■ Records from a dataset
⁂
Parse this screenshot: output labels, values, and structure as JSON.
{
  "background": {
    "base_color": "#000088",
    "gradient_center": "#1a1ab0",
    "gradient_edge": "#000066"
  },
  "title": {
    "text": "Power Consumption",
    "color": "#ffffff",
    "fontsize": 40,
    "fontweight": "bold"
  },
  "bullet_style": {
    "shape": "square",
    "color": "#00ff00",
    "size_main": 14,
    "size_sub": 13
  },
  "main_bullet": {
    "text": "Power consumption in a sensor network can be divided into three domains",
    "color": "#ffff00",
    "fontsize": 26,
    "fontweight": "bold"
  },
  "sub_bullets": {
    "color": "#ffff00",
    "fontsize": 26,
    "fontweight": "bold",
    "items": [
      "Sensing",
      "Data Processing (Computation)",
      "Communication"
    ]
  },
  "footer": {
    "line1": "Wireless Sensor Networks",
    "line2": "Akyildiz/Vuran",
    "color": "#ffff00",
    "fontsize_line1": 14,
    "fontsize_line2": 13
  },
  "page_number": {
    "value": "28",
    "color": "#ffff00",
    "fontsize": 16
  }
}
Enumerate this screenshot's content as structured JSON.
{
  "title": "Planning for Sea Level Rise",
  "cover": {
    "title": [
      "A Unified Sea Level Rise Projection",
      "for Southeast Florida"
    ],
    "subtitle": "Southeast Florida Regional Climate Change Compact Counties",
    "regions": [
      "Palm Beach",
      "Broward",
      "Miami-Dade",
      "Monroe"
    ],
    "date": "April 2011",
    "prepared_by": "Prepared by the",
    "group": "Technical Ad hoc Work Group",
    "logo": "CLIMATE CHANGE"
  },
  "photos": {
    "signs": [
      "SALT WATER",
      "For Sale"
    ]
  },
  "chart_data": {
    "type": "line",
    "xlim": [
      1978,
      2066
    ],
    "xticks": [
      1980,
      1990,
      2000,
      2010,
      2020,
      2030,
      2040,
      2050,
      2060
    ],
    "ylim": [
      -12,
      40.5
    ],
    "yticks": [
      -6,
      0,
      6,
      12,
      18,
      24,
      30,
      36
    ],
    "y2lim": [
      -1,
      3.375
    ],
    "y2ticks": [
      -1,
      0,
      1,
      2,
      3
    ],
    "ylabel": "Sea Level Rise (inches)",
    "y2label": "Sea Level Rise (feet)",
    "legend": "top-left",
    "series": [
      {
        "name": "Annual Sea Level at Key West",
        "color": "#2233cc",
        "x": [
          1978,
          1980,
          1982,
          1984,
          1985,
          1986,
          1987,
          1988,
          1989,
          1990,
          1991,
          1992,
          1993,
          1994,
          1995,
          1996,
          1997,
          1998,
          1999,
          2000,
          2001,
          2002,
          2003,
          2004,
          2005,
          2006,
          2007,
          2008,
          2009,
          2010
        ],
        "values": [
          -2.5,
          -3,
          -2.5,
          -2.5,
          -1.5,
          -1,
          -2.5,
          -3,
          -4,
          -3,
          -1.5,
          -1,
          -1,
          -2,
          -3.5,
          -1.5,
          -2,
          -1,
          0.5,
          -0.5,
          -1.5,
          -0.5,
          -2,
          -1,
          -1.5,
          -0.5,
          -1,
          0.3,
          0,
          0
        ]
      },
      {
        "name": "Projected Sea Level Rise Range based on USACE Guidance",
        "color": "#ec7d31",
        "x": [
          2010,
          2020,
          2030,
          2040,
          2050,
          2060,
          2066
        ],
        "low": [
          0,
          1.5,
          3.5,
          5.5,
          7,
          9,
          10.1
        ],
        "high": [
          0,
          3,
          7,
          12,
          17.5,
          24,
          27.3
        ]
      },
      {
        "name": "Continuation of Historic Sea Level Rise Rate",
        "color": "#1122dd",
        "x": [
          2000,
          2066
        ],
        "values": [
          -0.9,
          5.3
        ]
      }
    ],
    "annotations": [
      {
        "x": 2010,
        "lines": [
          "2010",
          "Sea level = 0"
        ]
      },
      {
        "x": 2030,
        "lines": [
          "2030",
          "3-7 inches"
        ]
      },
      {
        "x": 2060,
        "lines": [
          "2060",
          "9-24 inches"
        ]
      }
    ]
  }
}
⁂
■ Task statement
Please reproduce each record precisely as written.

■ The response
Parse this screenshot: output labels, values, and structure as JSON.
{
  "background": {
    "base_color": "#000088",
    "gradient_center": "#1a1ab0",
    "gradient_edge": "#000066"
  },
  "title": {
    "text": "Power Consumption",
    "color": "#ffffff",
    "fontsize": 40,
    "fontweight": "bold"
  },
  "bullet_style": {
    "shape": "square",
    "color": "#00ff00",
    "size_main": 14,
    "size_sub": 13
  },
  "main_bullet": {
    "text": "Power consumption in a sensor network can be divided into three domains",
    "color": "#ffff00",
    "fontsize": 26,
    "fontweight": "bold"
  },
  "sub_bullets": {
    "color": "#ffff00",
    "fontsize": 26,
    "fontweight": "bold",
    "items": [
      "Sensing",
      "Data Processing (Computation)",
      "Communication"
    ]
  },
  "footer": {
    "line1": "Wireless Sensor Networks",
    "line2": "Akyildiz/Vuran",
    "color": "#ffff00",
    "fontsize_line1": 14,
    "fontsize_line2": 13
  },
  "page_number": {
    "value": "28",
    "color": "#ffff00",
    "fontsize": 16
  }
}
Enumerate this screenshot's content as structured JSON.
{
  "title": "Planning for Sea Level Rise",
  "cover": {
    "title": [
      "A Unified Sea Level Rise Projection",
      "for Southeast Florida"
    ],
    "subtitle": "Southeast Florida Regional Climate Change Compact Counties",
    "regions": [
      "Palm Beach",
      "Broward",
      "Miami-Dade",
      "Monroe"
    ],
    "date": "April 2011",
    "prepared_by": "Prepared by the",
    "group": "Technical Ad hoc Work Group",
    "logo": "CLIMATE CHANGE"
  },
  "photos": {
    "signs": [
      "SALT WATER",
      "For Sale"
    ]
  },
  "chart_data": {
    "type": "line",
    "xlim": [
      1978,
      2066
    ],
    "xticks": [
      1980,
      1990,
      2000,
      2010,
      2020,
      2030,
      2040,
      2050,
      2060
    ],
    "ylim": [
      -12,
      40.5
    ],
    "yticks": [
      -6,
      0,
      6,
      12,
      18,
      24,
      30,
      36
    ],
    "y2lim": [
      -1,
      3.375
    ],
    "y2ticks": [
      -1,
      0,
      1,
      2,
      3
    ],
    "ylabel": "Sea Level Rise (inches)",
    "y2label": "Sea Level Rise (feet)",
    "legend": "top-left",
    "series": [
      {
        "name": "Annual Sea Level at Key West",
        "color": "#2233cc",
        "x": [
          1978,
          1980,
          1982,
          1984,
          1985,
          1986,
          1987,
          1988,
          1989,
          1990,
          1991,
          1992,
          1993,
          1994,
          1995,
          1996,
          1997,
          1998,
          1999,
          2000,
          2001,
          2002,
          2003,
          2004,
          2005,
          2006,
          2007,
          2008,
          2009,
          2010
        ],
        "values": [
          -2.5,
          -3,
          -2.5,
          -2.5,
          -1.5,
          -1,
          -2.5,
          -3,
          -4,
          -3,
          -1.5,
          -1,
          -1,
          -2,
          -3.5,
          -1.5,
          -2,
          -1,
          0.5,
          -0.5,
          -1.5,
          -0.5,
          -2,
          -1,
          -1.5,
          -0.5,
          -1,
          0.3,
          0,
          0
        ]
      },
      {
        "name": "Projected Sea Level Rise Range based on USACE Guidance",
        "color": "#ec7d31",
        "x": [
          2010,
          2020,
          2030,
          2040,
          2050,
          2060,
          2066
        ],
        "low": [
          0,
          1.5,
          3.5,
          5.5,
          7,
          9,
          10.1
        ],
        "high": [
          0,
          3,
          7,
          12,
          17.5,
          24,
          27.3
        ]
      },
      {
        "name": "Continuation of Historic Sea Level Rise Rate",
        "color": "#1122dd",
        "x": [
          2000,
          2066
        ],
        "values": [
          -0.9,
          5.3
        ]
      }
    ],
    "annotations": [
      {
        "x": 2010,
        "lines": [
          "2010",
          "Sea level = 0"
        ]
      },
      {
        "x": 2030,
        "lines": [
          "2030",
          "3-7 inches"
        ]
      },
      {
        "x": 2060,
        "lines": [
          "2060",
          "9-24 inches"
        ]
      }
    ]
  }
}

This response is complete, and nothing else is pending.